Do this: Reproduce the entire listing below unchanged, but leave out the pictures.
[Start Data to process]
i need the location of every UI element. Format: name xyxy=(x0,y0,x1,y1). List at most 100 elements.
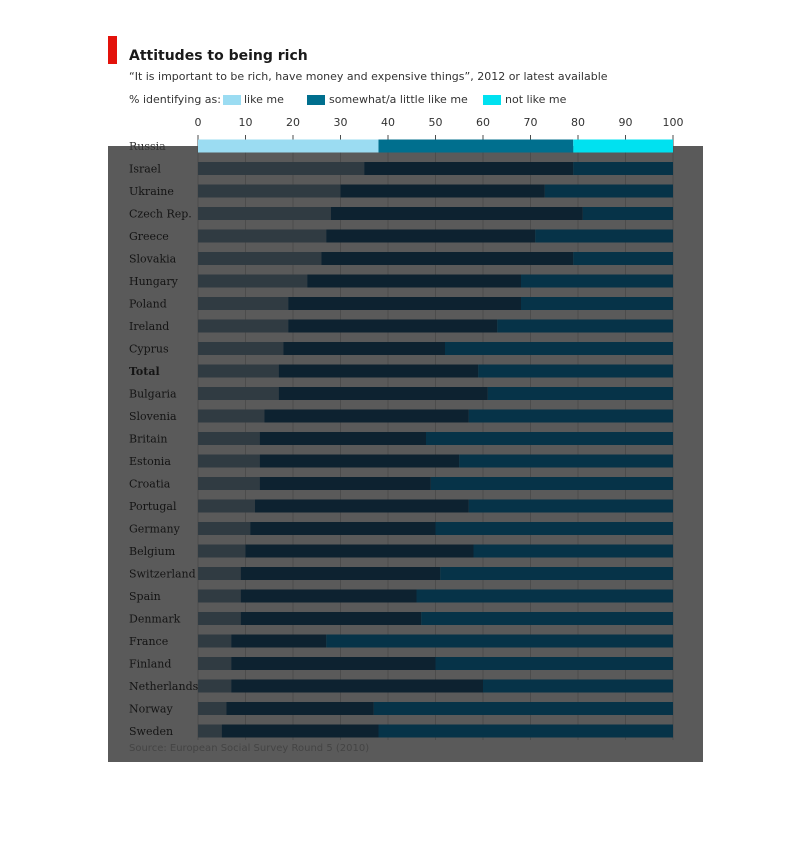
bar-segment xyxy=(198,679,232,693)
category-label: Switzerland xyxy=(129,568,196,581)
chart-subtitle: “It is important to be rich, have money … xyxy=(129,70,608,83)
legend-label-like-me: like me xyxy=(244,93,284,106)
category-label: Israel xyxy=(129,163,161,176)
category-label: Greece xyxy=(129,230,169,243)
bar-segment xyxy=(221,724,379,738)
bar-segment xyxy=(240,589,417,603)
bar-segment xyxy=(487,387,673,400)
bar-segment xyxy=(198,499,255,513)
category-label: Cyprus xyxy=(129,343,169,356)
category-label: Belgium xyxy=(129,545,176,558)
bar-segment xyxy=(198,139,379,153)
bar-segment xyxy=(573,162,673,175)
category-label: Denmark xyxy=(129,613,181,626)
bar-segment xyxy=(198,567,241,580)
category-label: Croatia xyxy=(129,478,171,491)
category-label: Total xyxy=(129,365,160,378)
bar-segment xyxy=(326,229,536,243)
bar-segment xyxy=(231,634,327,648)
legend-swatch-like-me xyxy=(223,95,241,105)
chart-title: Attitudes to being rich xyxy=(129,48,308,64)
x-tick-label: 50 xyxy=(429,116,443,129)
bar-segment xyxy=(198,522,251,535)
legend-label-not-like-me: not like me xyxy=(505,93,567,106)
bar-segment xyxy=(198,432,260,445)
bar-segment xyxy=(278,364,479,378)
bar-segment xyxy=(288,319,498,333)
bar-segment xyxy=(478,364,673,378)
bar-segment xyxy=(426,432,673,445)
bar-segment xyxy=(198,634,232,648)
bar-segment xyxy=(198,207,331,220)
bar-segment xyxy=(255,499,469,513)
bar-segment xyxy=(198,589,241,603)
bar-segment xyxy=(468,409,673,423)
source-note: Source: European Social Survey Round 5 (… xyxy=(129,743,370,754)
x-tick-label: 100 xyxy=(663,116,684,129)
legend-prefix: % identifying as: xyxy=(129,93,221,106)
bar-segment xyxy=(198,544,246,558)
category-label: Portugal xyxy=(129,500,177,513)
category-label: Hungary xyxy=(129,275,179,288)
bar-segment xyxy=(226,702,374,715)
brand-red-tag xyxy=(108,36,117,64)
bar-segment xyxy=(250,522,436,535)
bar-segment xyxy=(421,612,673,625)
category-label: Netherlands xyxy=(129,680,199,693)
bar-segment xyxy=(497,319,673,333)
bar-segment xyxy=(198,274,308,288)
chart-header-area xyxy=(108,36,703,146)
bar-segment xyxy=(198,297,289,310)
bar-segment xyxy=(198,342,284,355)
category-label: Slovakia xyxy=(129,253,177,266)
bar-segment xyxy=(198,229,327,243)
category-label: Bulgaria xyxy=(129,388,177,401)
bar-segment xyxy=(459,454,673,468)
bar-segment xyxy=(435,522,673,535)
category-label: Ireland xyxy=(129,320,169,333)
bar-segment xyxy=(240,612,422,625)
bar-segment xyxy=(240,567,441,580)
bar-segment xyxy=(198,387,279,400)
category-label: Norway xyxy=(129,703,173,716)
bar-segment xyxy=(198,252,322,265)
bar-segment xyxy=(535,229,673,243)
x-tick-label: 40 xyxy=(381,116,395,129)
bar-segment xyxy=(445,342,673,355)
bar-segment xyxy=(326,634,673,648)
bar-segment xyxy=(198,184,341,198)
bar-segment xyxy=(198,162,365,175)
category-label: Russia xyxy=(129,140,166,153)
bar-segment xyxy=(521,297,673,310)
category-label: France xyxy=(129,635,168,648)
bar-segment xyxy=(416,589,673,603)
x-tick-label: 10 xyxy=(239,116,253,129)
category-label: Ukraine xyxy=(129,185,174,198)
bar-segment xyxy=(278,387,488,400)
bar-segment xyxy=(245,544,474,558)
x-tick-label: 30 xyxy=(334,116,348,129)
bar-segment xyxy=(378,139,574,153)
category-label: Britain xyxy=(129,433,167,446)
bar-segment xyxy=(573,252,673,265)
x-tick-label: 20 xyxy=(286,116,300,129)
category-label: Poland xyxy=(129,298,167,311)
bar-segment xyxy=(283,342,445,355)
bar-segment xyxy=(259,477,431,490)
bar-segment xyxy=(231,679,483,693)
bar-segment xyxy=(198,319,289,333)
x-tick-label: 0 xyxy=(195,116,202,129)
category-label: Germany xyxy=(129,523,181,536)
bar-segment xyxy=(198,454,260,468)
bar-segment xyxy=(544,184,673,198)
bar-segment xyxy=(198,477,260,490)
bar-segment xyxy=(198,364,279,378)
category-label: Spain xyxy=(129,590,161,603)
bar-segment xyxy=(288,297,521,310)
bar-segment xyxy=(321,252,574,265)
category-label: Finland xyxy=(129,658,171,671)
bar-segment xyxy=(440,567,673,580)
bar-segment xyxy=(364,162,574,175)
bar-segment xyxy=(340,184,545,198)
bar-segment xyxy=(198,702,227,715)
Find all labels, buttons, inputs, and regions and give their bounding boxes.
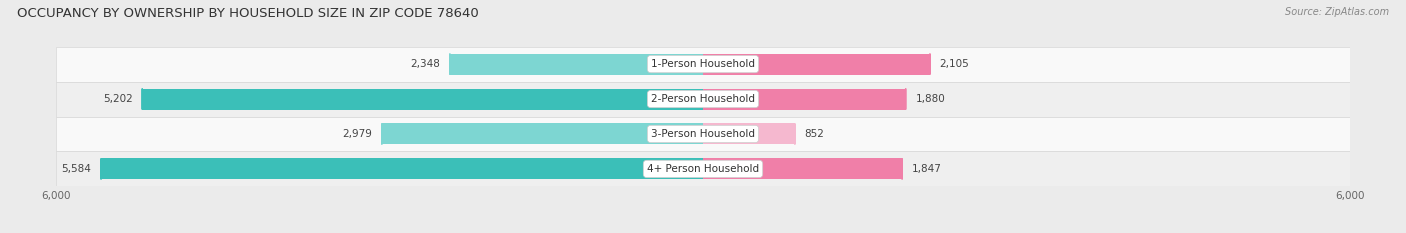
Text: 3-Person Household: 3-Person Household [651,129,755,139]
Text: 2,348: 2,348 [411,59,440,69]
FancyBboxPatch shape [56,47,1350,82]
Text: 5,584: 5,584 [62,164,91,174]
Text: OCCUPANCY BY OWNERSHIP BY HOUSEHOLD SIZE IN ZIP CODE 78640: OCCUPANCY BY OWNERSHIP BY HOUSEHOLD SIZE… [17,7,478,20]
Text: 5,202: 5,202 [103,94,132,104]
Text: 2,979: 2,979 [342,129,373,139]
Bar [703,89,905,110]
Text: 1,880: 1,880 [915,94,945,104]
Bar [450,54,703,75]
Bar [703,54,929,75]
Text: 1,847: 1,847 [912,164,942,174]
Bar [142,89,703,110]
FancyBboxPatch shape [56,151,1350,186]
FancyBboxPatch shape [56,82,1350,116]
FancyBboxPatch shape [56,116,1350,151]
Text: 1-Person Household: 1-Person Household [651,59,755,69]
Text: 852: 852 [804,129,824,139]
Text: 2-Person Household: 2-Person Household [651,94,755,104]
Bar [382,123,703,144]
Text: 4+ Person Household: 4+ Person Household [647,164,759,174]
Bar [101,158,703,179]
Text: 2,105: 2,105 [939,59,969,69]
Bar [703,158,903,179]
Text: Source: ZipAtlas.com: Source: ZipAtlas.com [1285,7,1389,17]
Bar [703,123,794,144]
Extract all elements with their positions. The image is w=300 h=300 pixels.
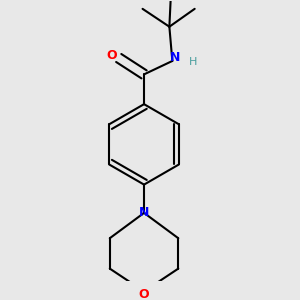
Text: O: O xyxy=(107,49,118,62)
Text: O: O xyxy=(139,288,149,300)
Text: H: H xyxy=(189,58,197,68)
Text: N: N xyxy=(139,206,149,219)
Text: N: N xyxy=(169,52,180,64)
[End Data to process]
Solution below:
i need the location of every UI element. Format: name xyxy=(x0,y0,x1,y1). List at most 100 elements.
bar-segment xyxy=(198,679,232,693)
category-label: Switzerland xyxy=(129,568,196,581)
chart-subtitle: “It is important to be rich, have money … xyxy=(129,70,608,83)
legend-label-like-me: like me xyxy=(244,93,284,106)
category-label: Israel xyxy=(129,163,161,176)
category-label: Greece xyxy=(129,230,169,243)
bar-segment xyxy=(221,724,379,738)
bar-segment xyxy=(240,589,417,603)
bar-segment xyxy=(487,387,673,400)
bar-segment xyxy=(198,499,255,513)
category-label: Cyprus xyxy=(129,343,169,356)
category-label: Belgium xyxy=(129,545,176,558)
bar-segment xyxy=(198,139,379,153)
bar-segment xyxy=(573,162,673,175)
category-label: Denmark xyxy=(129,613,181,626)
bar-segment xyxy=(198,567,241,580)
category-label: Croatia xyxy=(129,478,171,491)
category-label: Total xyxy=(129,365,160,378)
bar-segment xyxy=(326,229,536,243)
bar-segment xyxy=(231,634,327,648)
legend-swatch-like-me xyxy=(223,95,241,105)
chart-title: Attitudes to being rich xyxy=(129,48,308,64)
x-tick-label: 50 xyxy=(429,116,443,129)
bar-segment xyxy=(198,522,251,535)
legend-label-not-like-me: not like me xyxy=(505,93,567,106)
bar-segment xyxy=(198,432,260,445)
bar-segment xyxy=(278,364,479,378)
bar-segment xyxy=(288,319,498,333)
bar-segment xyxy=(478,364,673,378)
bar-segment xyxy=(426,432,673,445)
bar-segment xyxy=(198,634,232,648)
bar-segment xyxy=(198,207,331,220)
bar-segment xyxy=(255,499,469,513)
bar-segment xyxy=(198,589,241,603)
bar-segment xyxy=(468,409,673,423)
source-note: Source: European Social Survey Round 5 (… xyxy=(129,743,370,754)
x-tick-label: 100 xyxy=(663,116,684,129)
legend-prefix: % identifying as: xyxy=(129,93,221,106)
bar-segment xyxy=(198,544,246,558)
category-label: Portugal xyxy=(129,500,177,513)
category-label: Hungary xyxy=(129,275,179,288)
bar-segment xyxy=(226,702,374,715)
brand-red-tag xyxy=(108,36,117,64)
bar-segment xyxy=(250,522,436,535)
bar-segment xyxy=(421,612,673,625)
category-label: Netherlands xyxy=(129,680,199,693)
bar-segment xyxy=(497,319,673,333)
bar-segment xyxy=(198,274,308,288)
chart-header-area xyxy=(108,36,703,146)
bar-segment xyxy=(198,297,289,310)
bar-segment xyxy=(198,342,284,355)
category-label: Slovakia xyxy=(129,253,177,266)
bar-segment xyxy=(198,229,327,243)
category-label: Bulgaria xyxy=(129,388,177,401)
bar-segment xyxy=(459,454,673,468)
bar-segment xyxy=(435,522,673,535)
category-label: Ireland xyxy=(129,320,169,333)
bar-segment xyxy=(240,612,422,625)
bar-segment xyxy=(240,567,441,580)
bar-segment xyxy=(198,387,279,400)
category-label: Norway xyxy=(129,703,173,716)
bar-segment xyxy=(198,252,322,265)
bar-segment xyxy=(535,229,673,243)
x-tick-label: 40 xyxy=(381,116,395,129)
bar-segment xyxy=(445,342,673,355)
bar-segment xyxy=(326,634,673,648)
bar-segment xyxy=(198,184,341,198)
bar-segment xyxy=(198,162,365,175)
category-label: Russia xyxy=(129,140,166,153)
bar-segment xyxy=(521,297,673,310)
category-label: France xyxy=(129,635,168,648)
bar-segment xyxy=(416,589,673,603)
x-tick-label: 10 xyxy=(239,116,253,129)
category-label: Ukraine xyxy=(129,185,174,198)
bar-segment xyxy=(278,387,488,400)
bar-segment xyxy=(245,544,474,558)
x-tick-label: 30 xyxy=(334,116,348,129)
bar-segment xyxy=(378,139,574,153)
category-label: Britain xyxy=(129,433,167,446)
bar-segment xyxy=(573,252,673,265)
x-tick-label: 20 xyxy=(286,116,300,129)
category-label: Poland xyxy=(129,298,167,311)
bar-segment xyxy=(283,342,445,355)
bar-segment xyxy=(259,477,431,490)
bar-segment xyxy=(231,679,483,693)
bar-segment xyxy=(198,319,289,333)
x-tick-label: 0 xyxy=(195,116,202,129)
category-label: Germany xyxy=(129,523,181,536)
bar-segment xyxy=(198,454,260,468)
bar-segment xyxy=(544,184,673,198)
bar-segment xyxy=(198,477,260,490)
bar-segment xyxy=(198,364,279,378)
category-label: Spain xyxy=(129,590,161,603)
bar-segment xyxy=(288,297,521,310)
bar-segment xyxy=(321,252,574,265)
category-label: Finland xyxy=(129,658,171,671)
bar-segment xyxy=(440,567,673,580)
bar-segment xyxy=(364,162,574,175)
bar-segment xyxy=(340,184,545,198)
bar-segment xyxy=(198,702,227,715)
Find all labels, buttons, inputs, and regions and give their bounding boxes.
Text: 3-Person Household: 3-Person Household [651,129,755,139]
Text: 2,348: 2,348 [411,59,440,69]
FancyBboxPatch shape [56,47,1350,82]
Text: 5,584: 5,584 [62,164,91,174]
Text: OCCUPANCY BY OWNERSHIP BY HOUSEHOLD SIZE IN ZIP CODE 78640: OCCUPANCY BY OWNERSHIP BY HOUSEHOLD SIZE… [17,7,478,20]
Text: 5,202: 5,202 [103,94,132,104]
Text: 2,979: 2,979 [342,129,373,139]
Bar [703,89,905,110]
Text: 1,880: 1,880 [915,94,945,104]
Bar [450,54,703,75]
Bar [703,54,929,75]
Text: 1,847: 1,847 [912,164,942,174]
Bar [142,89,703,110]
FancyBboxPatch shape [56,151,1350,186]
FancyBboxPatch shape [56,82,1350,116]
FancyBboxPatch shape [56,116,1350,151]
Text: 1-Person Household: 1-Person Household [651,59,755,69]
Text: 852: 852 [804,129,824,139]
Text: 2-Person Household: 2-Person Household [651,94,755,104]
Bar [382,123,703,144]
Text: 4+ Person Household: 4+ Person Household [647,164,759,174]
Bar [101,158,703,179]
Text: 2,105: 2,105 [939,59,969,69]
Bar [703,158,903,179]
Text: Source: ZipAtlas.com: Source: ZipAtlas.com [1285,7,1389,17]
Bar [703,123,794,144]
Extract all elements with their positions. The image is w=300 h=300 pixels.
Text: O: O xyxy=(107,49,118,62)
Text: O: O xyxy=(139,288,149,300)
Text: H: H xyxy=(189,58,197,68)
Text: N: N xyxy=(139,206,149,219)
Text: N: N xyxy=(169,52,180,64)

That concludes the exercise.